EXERCISE OBJECTIVE: Could you print every record below exactly as it appears?

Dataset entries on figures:
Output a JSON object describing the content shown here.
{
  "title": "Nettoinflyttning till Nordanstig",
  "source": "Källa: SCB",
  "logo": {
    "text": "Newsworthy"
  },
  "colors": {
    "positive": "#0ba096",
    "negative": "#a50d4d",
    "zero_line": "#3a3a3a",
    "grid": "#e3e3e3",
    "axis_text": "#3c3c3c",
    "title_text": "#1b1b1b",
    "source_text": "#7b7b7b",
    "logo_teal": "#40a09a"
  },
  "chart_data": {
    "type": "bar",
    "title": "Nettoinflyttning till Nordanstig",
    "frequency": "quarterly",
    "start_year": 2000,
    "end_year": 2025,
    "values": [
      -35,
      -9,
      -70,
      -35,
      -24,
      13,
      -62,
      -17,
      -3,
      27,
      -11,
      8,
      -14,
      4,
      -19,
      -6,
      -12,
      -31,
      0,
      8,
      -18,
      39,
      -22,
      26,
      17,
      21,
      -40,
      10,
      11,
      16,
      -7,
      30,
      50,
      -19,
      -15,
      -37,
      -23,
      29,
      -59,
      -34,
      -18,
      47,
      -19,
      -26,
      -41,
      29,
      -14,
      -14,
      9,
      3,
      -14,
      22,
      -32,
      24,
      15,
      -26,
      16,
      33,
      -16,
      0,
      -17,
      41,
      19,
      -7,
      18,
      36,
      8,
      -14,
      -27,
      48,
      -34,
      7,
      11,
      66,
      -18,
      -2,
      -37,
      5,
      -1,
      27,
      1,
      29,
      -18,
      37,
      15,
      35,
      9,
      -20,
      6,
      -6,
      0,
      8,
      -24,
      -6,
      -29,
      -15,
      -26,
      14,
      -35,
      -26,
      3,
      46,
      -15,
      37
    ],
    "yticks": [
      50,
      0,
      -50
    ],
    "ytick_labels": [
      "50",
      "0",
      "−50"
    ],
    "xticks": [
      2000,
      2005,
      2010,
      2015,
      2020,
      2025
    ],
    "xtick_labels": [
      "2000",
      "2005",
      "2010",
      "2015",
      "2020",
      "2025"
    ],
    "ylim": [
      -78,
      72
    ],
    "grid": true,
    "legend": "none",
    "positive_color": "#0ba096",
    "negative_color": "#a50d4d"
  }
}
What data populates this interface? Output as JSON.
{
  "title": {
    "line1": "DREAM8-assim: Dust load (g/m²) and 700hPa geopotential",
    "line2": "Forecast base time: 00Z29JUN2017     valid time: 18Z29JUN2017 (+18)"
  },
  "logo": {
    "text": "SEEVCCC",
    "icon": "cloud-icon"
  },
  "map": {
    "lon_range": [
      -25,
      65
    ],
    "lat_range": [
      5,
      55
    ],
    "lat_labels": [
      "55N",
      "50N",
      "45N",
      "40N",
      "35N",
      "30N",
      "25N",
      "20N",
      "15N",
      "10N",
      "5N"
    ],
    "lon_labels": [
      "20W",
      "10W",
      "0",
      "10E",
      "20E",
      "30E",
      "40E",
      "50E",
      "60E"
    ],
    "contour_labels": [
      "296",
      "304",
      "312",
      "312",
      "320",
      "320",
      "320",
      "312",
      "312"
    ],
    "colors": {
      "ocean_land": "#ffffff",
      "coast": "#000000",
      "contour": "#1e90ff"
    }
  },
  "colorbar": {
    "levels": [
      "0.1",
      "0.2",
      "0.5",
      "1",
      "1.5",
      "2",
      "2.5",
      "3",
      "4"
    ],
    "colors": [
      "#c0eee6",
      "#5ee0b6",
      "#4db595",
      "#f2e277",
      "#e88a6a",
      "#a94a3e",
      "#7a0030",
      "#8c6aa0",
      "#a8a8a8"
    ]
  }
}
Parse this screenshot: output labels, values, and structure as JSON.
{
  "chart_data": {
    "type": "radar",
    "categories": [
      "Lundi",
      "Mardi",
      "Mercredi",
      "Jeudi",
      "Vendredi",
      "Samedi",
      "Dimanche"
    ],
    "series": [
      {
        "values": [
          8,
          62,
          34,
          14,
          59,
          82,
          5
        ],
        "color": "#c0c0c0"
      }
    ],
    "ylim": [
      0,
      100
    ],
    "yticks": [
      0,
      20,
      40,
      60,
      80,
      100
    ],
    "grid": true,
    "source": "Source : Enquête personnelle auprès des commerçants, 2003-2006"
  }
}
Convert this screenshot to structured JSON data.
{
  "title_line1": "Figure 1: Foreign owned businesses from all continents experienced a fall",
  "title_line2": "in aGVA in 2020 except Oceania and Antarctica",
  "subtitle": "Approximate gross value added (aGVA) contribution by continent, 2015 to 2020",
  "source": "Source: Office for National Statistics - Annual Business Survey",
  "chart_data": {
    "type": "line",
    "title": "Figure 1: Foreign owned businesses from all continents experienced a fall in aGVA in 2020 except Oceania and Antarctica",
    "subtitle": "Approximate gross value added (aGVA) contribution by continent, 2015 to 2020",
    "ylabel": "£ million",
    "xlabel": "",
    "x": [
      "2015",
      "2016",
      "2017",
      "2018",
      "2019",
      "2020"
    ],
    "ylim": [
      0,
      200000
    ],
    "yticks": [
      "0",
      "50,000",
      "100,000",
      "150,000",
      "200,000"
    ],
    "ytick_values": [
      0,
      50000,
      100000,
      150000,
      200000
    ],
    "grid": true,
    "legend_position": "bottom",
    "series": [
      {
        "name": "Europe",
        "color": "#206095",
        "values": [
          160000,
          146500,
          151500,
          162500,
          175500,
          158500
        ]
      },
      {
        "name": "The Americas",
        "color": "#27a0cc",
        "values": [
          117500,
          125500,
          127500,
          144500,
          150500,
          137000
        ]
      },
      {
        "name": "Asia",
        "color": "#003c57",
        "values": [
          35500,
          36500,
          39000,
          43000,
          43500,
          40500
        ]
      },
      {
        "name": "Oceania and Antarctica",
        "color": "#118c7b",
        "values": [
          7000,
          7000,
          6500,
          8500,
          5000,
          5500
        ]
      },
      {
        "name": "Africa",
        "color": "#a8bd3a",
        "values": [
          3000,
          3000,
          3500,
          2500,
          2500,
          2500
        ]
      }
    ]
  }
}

ANSWER TO THIS PROBLEM:
Output a JSON object describing the content shown here.
{
  "title": "Nettoinflyttning till Nordanstig",
  "source": "Källa: SCB",
  "logo": {
    "text": "Newsworthy"
  },
  "colors": {
    "positive": "#0ba096",
    "negative": "#a50d4d",
    "zero_line": "#3a3a3a",
    "grid": "#e3e3e3",
    "axis_text": "#3c3c3c",
    "title_text": "#1b1b1b",
    "source_text": "#7b7b7b",
    "logo_teal": "#40a09a"
  },
  "chart_data": {
    "type": "bar",
    "title": "Nettoinflyttning till Nordanstig",
    "frequency": "quarterly",
    "start_year": 2000,
    "end_year": 2025,
    "values": [
      -35,
      -9,
      -70,
      -35,
      -24,
      13,
      -62,
      -17,
      -3,
      27,
      -11,
      8,
      -14,
      4,
      -19,
      -6,
      -12,
      -31,
      0,
      8,
      -18,
      39,
      -22,
      26,
      17,
      21,
      -40,
      10,
      11,
      16,
      -7,
      30,
      50,
      -19,
      -15,
      -37,
      -23,
      29,
      -59,
      -34,
      -18,
      47,
      -19,
      -26,
      -41,
      29,
      -14,
      -14,
      9,
      3,
      -14,
      22,
      -32,
      24,
      15,
      -26,
      16,
      33,
      -16,
      0,
      -17,
      41,
      19,
      -7,
      18,
      36,
      8,
      -14,
      -27,
      48,
      -34,
      7,
      11,
      66,
      -18,
      -2,
      -37,
      5,
      -1,
      27,
      1,
      29,
      -18,
      37,
      15,
      35,
      9,
      -20,
      6,
      -6,
      0,
      8,
      -24,
      -6,
      -29,
      -15,
      -26,
      14,
      -35,
      -26,
      3,
      46,
      -15,
      37
    ],
    "yticks": [
      50,
      0,
      -50
    ],
    "ytick_labels": [
      "50",
      "0",
      "−50"
    ],
    "xticks": [
      2000,
      2005,
      2010,
      2015,
      2020,
      2025
    ],
    "xtick_labels": [
      "2000",
      "2005",
      "2010",
      "2015",
      "2020",
      "2025"
    ],
    "ylim": [
      -78,
      72
    ],
    "grid": true,
    "legend": "none",
    "positive_color": "#0ba096",
    "negative_color": "#a50d4d"
  }
}
What data populates this interface? Output as JSON.
{
  "title": {
    "line1": "DREAM8-assim: Dust load (g/m²) and 700hPa geopotential",
    "line2": "Forecast base time: 00Z29JUN2017     valid time: 18Z29JUN2017 (+18)"
  },
  "logo": {
    "text": "SEEVCCC",
    "icon": "cloud-icon"
  },
  "map": {
    "lon_range": [
      -25,
      65
    ],
    "lat_range": [
      5,
      55
    ],
    "lat_labels": [
      "55N",
      "50N",
      "45N",
      "40N",
      "35N",
      "30N",
      "25N",
      "20N",
      "15N",
      "10N",
      "5N"
    ],
    "lon_labels": [
      "20W",
      "10W",
      "0",
      "10E",
      "20E",
      "30E",
      "40E",
      "50E",
      "60E"
    ],
    "contour_labels": [
      "296",
      "304",
      "312",
      "312",
      "320",
      "320",
      "320",
      "312",
      "312"
    ],
    "colors": {
      "ocean_land": "#ffffff",
      "coast": "#000000",
      "contour": "#1e90ff"
    }
  },
  "colorbar": {
    "levels": [
      "0.1",
      "0.2",
      "0.5",
      "1",
      "1.5",
      "2",
      "2.5",
      "3",
      "4"
    ],
    "colors": [
      "#c0eee6",
      "#5ee0b6",
      "#4db595",
      "#f2e277",
      "#e88a6a",
      "#a94a3e",
      "#7a0030",
      "#8c6aa0",
      "#a8a8a8"
    ]
  }
}
Parse this screenshot: output labels, values, and structure as JSON.
{
  "chart_data": {
    "type": "radar",
    "categories": [
      "Lundi",
      "Mardi",
      "Mercredi",
      "Jeudi",
      "Vendredi",
      "Samedi",
      "Dimanche"
    ],
    "series": [
      {
        "values": [
          8,
          62,
          34,
          14,
          59,
          82,
          5
        ],
        "color": "#c0c0c0"
      }
    ],
    "ylim": [
      0,
      100
    ],
    "yticks": [
      0,
      20,
      40,
      60,
      80,
      100
    ],
    "grid": true,
    "source": "Source : Enquête personnelle auprès des commerçants, 2003-2006"
  }
}
Convert this screenshot to structured JSON data.
{
  "title_line1": "Figure 1: Foreign owned businesses from all continents experienced a fall",
  "title_line2": "in aGVA in 2020 except Oceania and Antarctica",
  "subtitle": "Approximate gross value added (aGVA) contribution by continent, 2015 to 2020",
  "source": "Source: Office for National Statistics - Annual Business Survey",
  "chart_data": {
    "type": "line",
    "title": "Figure 1: Foreign owned businesses from all continents experienced a fall in aGVA in 2020 except Oceania and Antarctica",
    "subtitle": "Approximate gross value added (aGVA) contribution by continent, 2015 to 2020",
    "ylabel": "£ million",
    "xlabel": "",
    "x": [
      "2015",
      "2016",
      "2017",
      "2018",
      "2019",
      "2020"
    ],
    "ylim": [
      0,
      200000
    ],
    "yticks": [
      "0",
      "50,000",
      "100,000",
      "150,000",
      "200,000"
    ],
    "ytick_values": [
      0,
      50000,
      100000,
      150000,
      200000
    ],
    "grid": true,
    "legend_position": "bottom",
    "series": [
      {
        "name": "Europe",
        "color": "#206095",
        "values": [
          160000,
          146500,
          151500,
          162500,
          175500,
          158500
        ]
      },
      {
        "name": "The Americas",
        "color": "#27a0cc",
        "values": [
          117500,
          125500,
          127500,
          144500,
          150500,
          137000
        ]
      },
      {
        "name": "Asia",
        "color": "#003c57",
        "values": [
          35500,
          36500,
          39000,
          43000,
          43500,
          40500
        ]
      },
      {
        "name": "Oceania and Antarctica",
        "color": "#118c7b",
        "values": [
          7000,
          7000,
          6500,
          8500,
          5000,
          5500
        ]
      },
      {
        "name": "Africa",
        "color": "#a8bd3a",
        "values": [
          3000,
          3000,
          3500,
          2500,
          2500,
          2500
        ]
      }
    ]
  }
}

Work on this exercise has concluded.